--- start of Exercise input ---

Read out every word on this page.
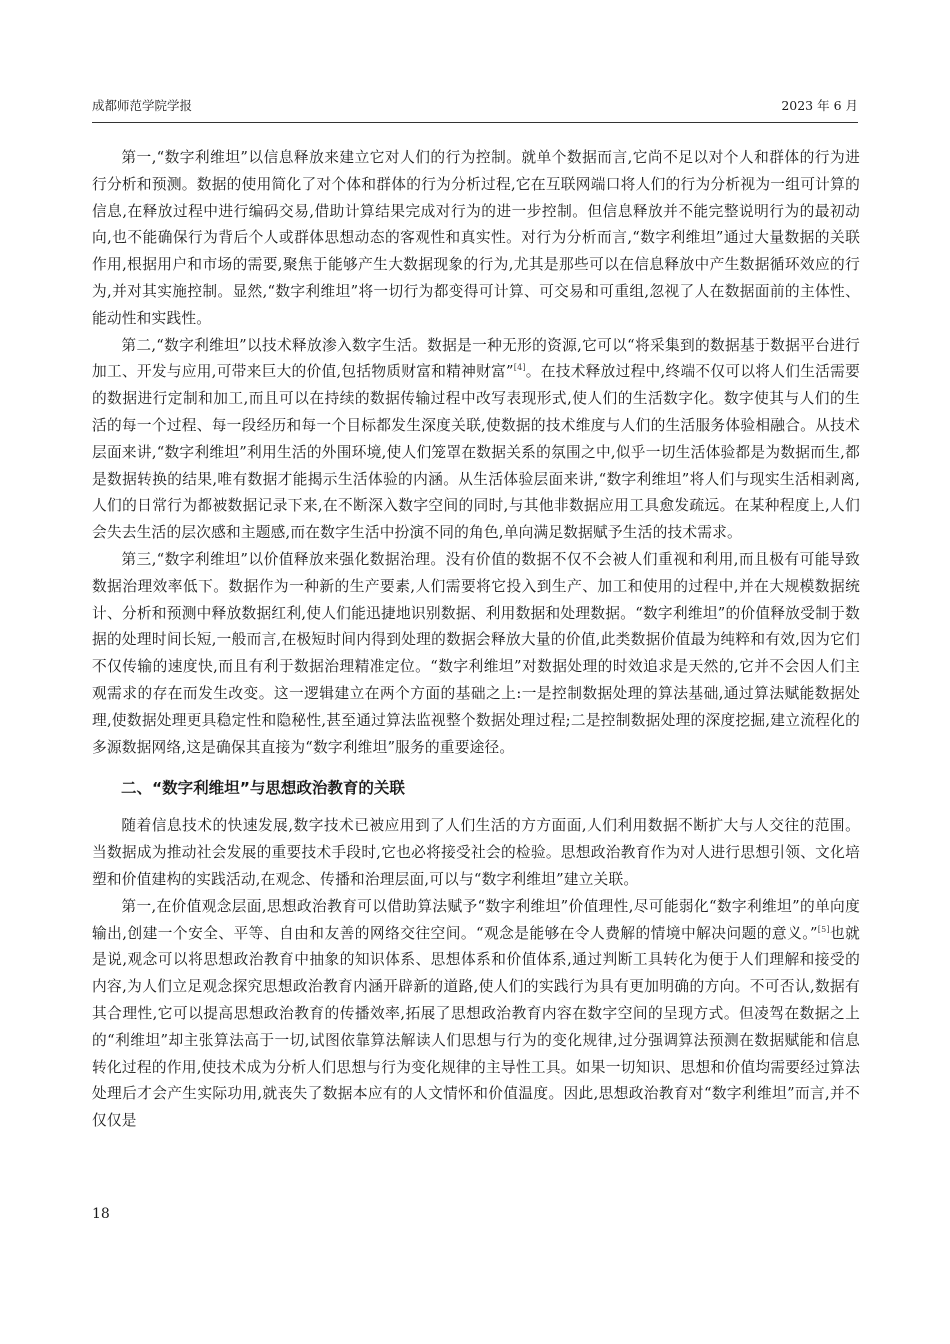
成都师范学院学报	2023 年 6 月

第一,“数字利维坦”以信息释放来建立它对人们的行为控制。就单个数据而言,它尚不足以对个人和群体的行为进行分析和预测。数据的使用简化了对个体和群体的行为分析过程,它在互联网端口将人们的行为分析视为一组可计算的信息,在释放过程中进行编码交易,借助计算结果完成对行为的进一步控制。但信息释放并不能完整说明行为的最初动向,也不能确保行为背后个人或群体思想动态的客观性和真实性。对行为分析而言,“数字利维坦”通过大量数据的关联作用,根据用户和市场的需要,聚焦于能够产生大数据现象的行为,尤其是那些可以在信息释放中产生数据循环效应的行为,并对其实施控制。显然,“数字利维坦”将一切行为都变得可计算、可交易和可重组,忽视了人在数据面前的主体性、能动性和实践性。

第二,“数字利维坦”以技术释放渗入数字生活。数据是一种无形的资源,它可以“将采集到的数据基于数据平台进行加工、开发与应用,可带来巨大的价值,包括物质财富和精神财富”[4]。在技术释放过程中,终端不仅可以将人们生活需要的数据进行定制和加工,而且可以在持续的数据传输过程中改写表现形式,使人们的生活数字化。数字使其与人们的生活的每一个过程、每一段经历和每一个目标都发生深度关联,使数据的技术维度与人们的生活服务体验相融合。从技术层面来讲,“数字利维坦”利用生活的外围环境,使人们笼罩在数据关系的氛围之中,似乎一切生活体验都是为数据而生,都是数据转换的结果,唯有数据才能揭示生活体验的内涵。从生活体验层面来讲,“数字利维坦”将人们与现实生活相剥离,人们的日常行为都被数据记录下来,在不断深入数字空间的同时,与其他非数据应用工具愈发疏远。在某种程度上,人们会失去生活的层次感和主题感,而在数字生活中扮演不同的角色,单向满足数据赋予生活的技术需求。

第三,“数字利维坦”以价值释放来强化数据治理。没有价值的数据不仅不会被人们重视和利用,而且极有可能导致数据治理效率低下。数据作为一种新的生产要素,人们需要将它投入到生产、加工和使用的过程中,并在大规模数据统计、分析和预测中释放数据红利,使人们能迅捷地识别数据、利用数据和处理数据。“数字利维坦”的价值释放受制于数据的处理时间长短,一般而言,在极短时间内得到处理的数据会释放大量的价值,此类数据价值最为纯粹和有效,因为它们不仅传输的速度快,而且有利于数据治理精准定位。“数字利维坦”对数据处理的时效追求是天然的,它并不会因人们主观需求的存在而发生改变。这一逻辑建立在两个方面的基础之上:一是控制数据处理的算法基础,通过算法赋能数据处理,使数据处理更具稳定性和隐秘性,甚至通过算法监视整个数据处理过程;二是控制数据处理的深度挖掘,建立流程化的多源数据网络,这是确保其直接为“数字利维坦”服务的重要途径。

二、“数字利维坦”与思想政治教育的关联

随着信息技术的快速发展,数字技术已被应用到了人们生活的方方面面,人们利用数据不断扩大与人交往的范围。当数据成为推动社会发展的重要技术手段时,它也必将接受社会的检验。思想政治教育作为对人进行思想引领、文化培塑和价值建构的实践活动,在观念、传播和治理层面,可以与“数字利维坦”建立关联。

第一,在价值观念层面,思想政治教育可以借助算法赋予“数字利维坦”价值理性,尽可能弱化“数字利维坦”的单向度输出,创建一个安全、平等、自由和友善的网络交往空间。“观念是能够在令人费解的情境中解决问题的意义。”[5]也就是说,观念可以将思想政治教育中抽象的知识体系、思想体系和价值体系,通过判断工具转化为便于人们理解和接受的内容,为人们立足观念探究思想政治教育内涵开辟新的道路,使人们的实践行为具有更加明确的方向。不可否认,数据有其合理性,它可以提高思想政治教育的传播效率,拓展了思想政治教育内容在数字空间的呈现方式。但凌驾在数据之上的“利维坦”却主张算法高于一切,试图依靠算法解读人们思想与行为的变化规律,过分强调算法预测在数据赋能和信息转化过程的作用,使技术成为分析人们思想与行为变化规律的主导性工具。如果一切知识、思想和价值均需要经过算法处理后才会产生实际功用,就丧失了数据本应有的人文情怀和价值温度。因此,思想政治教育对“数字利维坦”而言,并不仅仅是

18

--- end of Exercise input ---
--- start of Exercise input ---

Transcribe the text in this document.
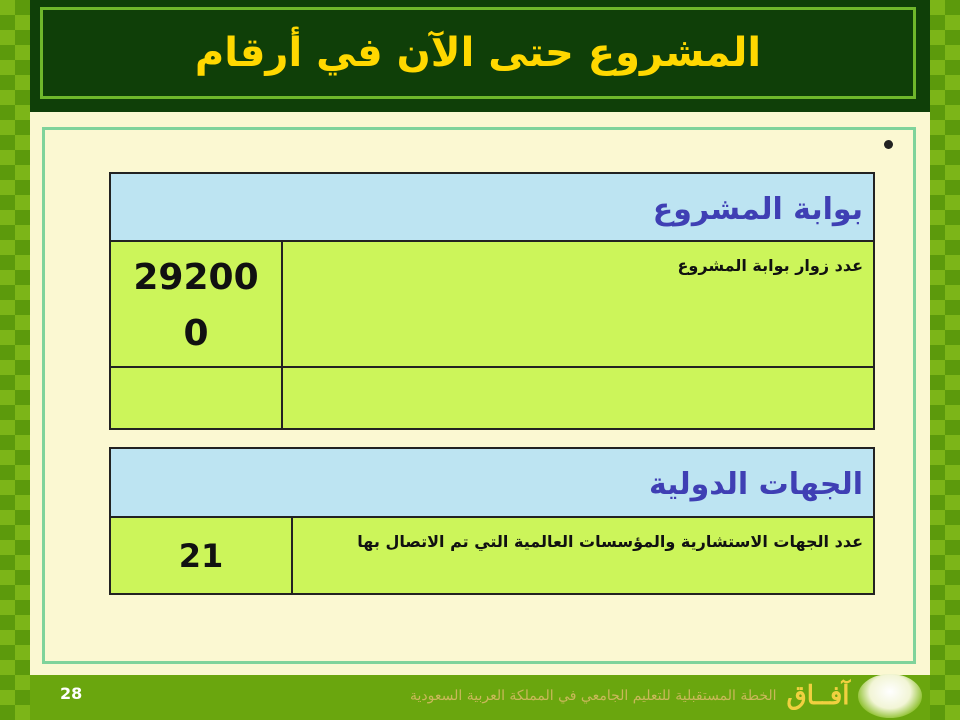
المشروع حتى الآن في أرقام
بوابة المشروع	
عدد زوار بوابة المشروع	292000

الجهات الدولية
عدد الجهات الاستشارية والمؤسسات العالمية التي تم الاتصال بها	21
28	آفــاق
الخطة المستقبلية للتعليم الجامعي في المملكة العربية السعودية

--- end of Exercise input ---

Exercise instructions>
Search the records for the word "المشروع". Copy every line that has it.

Written answer>
المشروع حتى الآن في أرقام
بوابة المشروع	
عدد زوار بوابة المشروع	292000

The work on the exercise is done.